[ENTRIES PROVIDED]:
"""

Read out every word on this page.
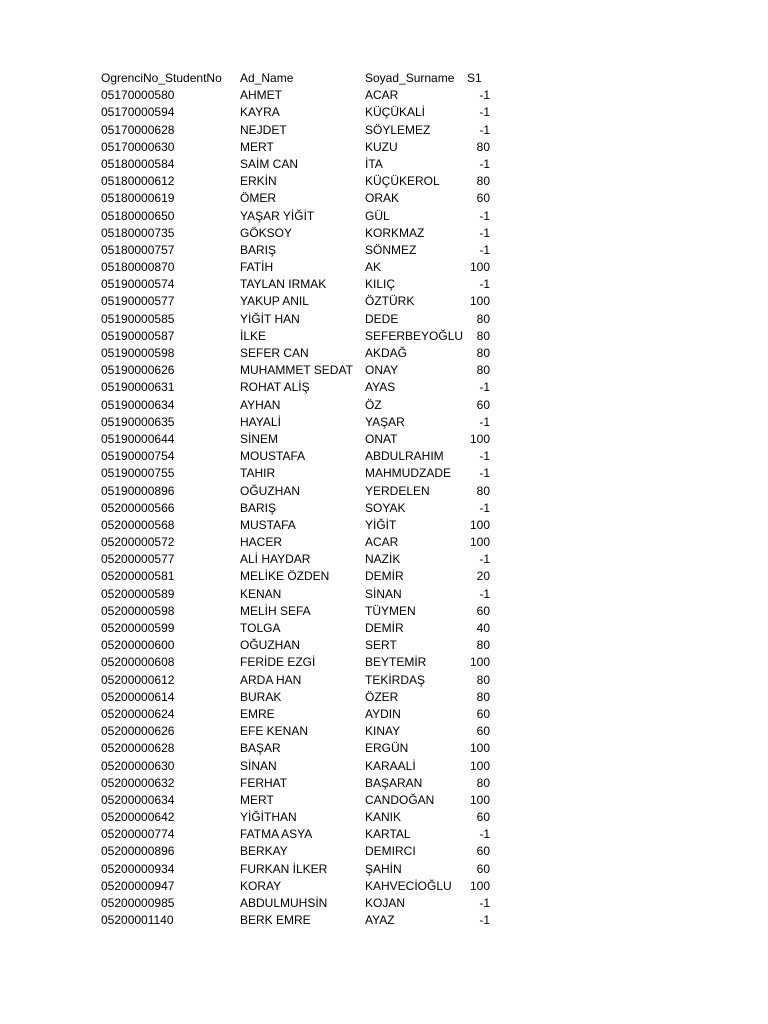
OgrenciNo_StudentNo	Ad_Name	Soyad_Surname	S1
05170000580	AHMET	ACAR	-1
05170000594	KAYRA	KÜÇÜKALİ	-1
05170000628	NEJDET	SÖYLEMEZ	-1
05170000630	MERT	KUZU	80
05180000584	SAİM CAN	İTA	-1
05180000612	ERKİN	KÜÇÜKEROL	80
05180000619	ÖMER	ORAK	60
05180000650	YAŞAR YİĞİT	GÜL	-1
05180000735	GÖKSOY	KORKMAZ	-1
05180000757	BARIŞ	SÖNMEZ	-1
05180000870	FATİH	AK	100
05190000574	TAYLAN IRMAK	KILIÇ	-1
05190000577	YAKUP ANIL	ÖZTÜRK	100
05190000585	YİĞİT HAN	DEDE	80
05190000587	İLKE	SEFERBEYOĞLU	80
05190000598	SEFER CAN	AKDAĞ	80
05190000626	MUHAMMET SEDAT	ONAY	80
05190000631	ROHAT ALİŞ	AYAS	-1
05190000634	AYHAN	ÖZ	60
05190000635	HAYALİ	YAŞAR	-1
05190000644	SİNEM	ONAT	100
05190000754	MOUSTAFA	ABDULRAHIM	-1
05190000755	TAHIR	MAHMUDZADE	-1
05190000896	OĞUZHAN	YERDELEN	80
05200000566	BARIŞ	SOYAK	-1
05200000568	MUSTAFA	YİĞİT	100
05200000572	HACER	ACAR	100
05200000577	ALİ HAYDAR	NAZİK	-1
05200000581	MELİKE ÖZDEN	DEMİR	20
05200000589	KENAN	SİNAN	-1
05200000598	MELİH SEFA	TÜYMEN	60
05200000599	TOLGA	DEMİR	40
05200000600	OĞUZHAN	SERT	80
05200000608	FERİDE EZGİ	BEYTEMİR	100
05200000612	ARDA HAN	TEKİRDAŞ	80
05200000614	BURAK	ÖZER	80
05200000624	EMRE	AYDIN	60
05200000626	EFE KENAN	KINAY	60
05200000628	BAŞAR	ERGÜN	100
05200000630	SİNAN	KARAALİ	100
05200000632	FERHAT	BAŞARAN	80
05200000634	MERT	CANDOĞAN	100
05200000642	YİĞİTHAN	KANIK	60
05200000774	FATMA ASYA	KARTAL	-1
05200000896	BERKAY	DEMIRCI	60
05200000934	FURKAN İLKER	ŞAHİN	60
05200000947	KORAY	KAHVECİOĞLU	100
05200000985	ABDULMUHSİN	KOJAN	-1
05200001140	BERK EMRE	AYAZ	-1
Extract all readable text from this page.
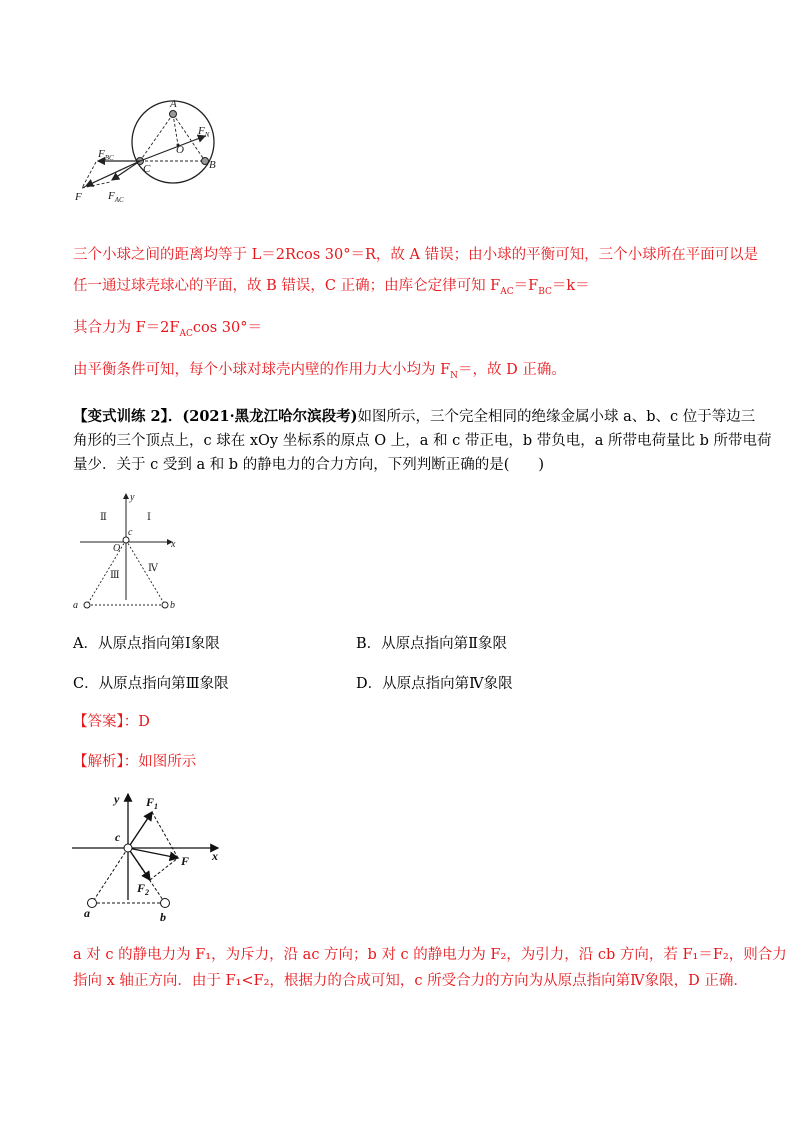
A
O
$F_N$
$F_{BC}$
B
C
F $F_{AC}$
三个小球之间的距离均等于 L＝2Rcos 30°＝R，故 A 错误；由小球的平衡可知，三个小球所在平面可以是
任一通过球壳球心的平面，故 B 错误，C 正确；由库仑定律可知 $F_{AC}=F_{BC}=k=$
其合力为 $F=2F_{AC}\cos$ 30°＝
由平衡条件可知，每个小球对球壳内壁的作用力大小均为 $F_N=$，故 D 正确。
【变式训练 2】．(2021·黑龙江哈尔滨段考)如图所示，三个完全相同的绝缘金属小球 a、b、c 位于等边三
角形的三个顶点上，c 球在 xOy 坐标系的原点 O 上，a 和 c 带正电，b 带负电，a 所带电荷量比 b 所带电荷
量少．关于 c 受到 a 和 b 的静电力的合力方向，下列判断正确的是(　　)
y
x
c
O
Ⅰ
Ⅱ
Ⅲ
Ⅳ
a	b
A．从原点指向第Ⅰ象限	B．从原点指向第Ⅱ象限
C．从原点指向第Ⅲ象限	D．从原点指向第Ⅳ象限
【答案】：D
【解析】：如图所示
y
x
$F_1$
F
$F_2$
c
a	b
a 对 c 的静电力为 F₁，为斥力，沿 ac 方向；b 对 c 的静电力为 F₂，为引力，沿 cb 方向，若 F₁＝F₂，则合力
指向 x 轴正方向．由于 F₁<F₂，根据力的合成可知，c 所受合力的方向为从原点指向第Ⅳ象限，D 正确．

"""
"""

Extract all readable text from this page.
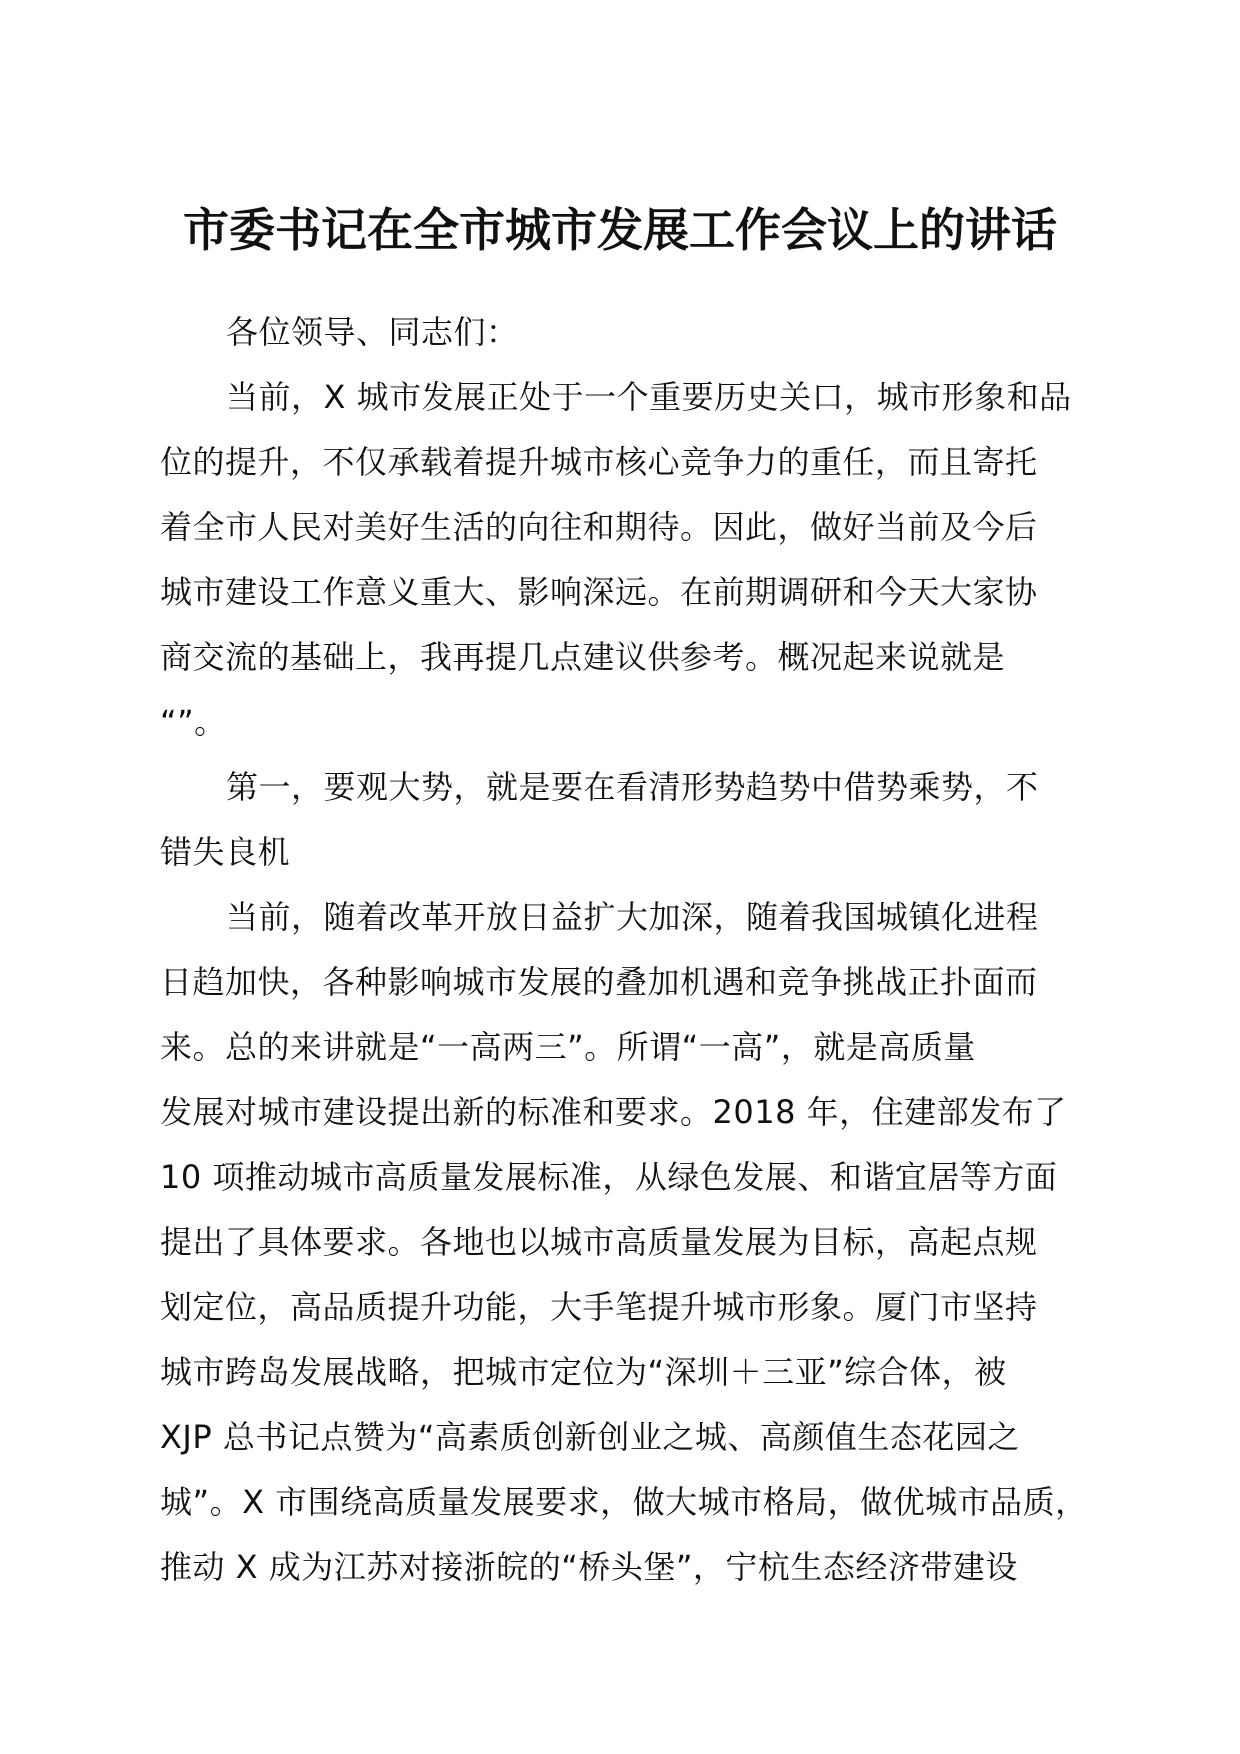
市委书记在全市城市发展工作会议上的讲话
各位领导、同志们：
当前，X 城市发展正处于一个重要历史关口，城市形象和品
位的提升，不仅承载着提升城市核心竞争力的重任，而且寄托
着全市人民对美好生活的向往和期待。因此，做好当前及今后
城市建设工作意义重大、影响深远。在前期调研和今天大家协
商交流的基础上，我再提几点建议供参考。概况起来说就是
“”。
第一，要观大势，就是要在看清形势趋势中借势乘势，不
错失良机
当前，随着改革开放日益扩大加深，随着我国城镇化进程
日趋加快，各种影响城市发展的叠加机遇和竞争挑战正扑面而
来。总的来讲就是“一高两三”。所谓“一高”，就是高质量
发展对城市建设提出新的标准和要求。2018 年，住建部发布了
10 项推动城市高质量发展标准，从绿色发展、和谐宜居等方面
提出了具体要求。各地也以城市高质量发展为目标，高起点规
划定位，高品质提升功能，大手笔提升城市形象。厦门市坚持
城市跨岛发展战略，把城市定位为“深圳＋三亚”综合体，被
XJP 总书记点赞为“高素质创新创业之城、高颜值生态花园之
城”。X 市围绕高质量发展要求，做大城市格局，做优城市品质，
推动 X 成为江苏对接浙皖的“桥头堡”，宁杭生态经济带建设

"""

[PROBLEM STATEMENT]: Extract, from the listing above, every line where the string "如图所示" occurs.

[EXERCISE RESULT]:
【变式训练 2】．(2021·黑龙江哈尔滨段考)如图所示，三个完全相同的绝缘金属小球 a、b、c 位于等边三
【解析】：如图所示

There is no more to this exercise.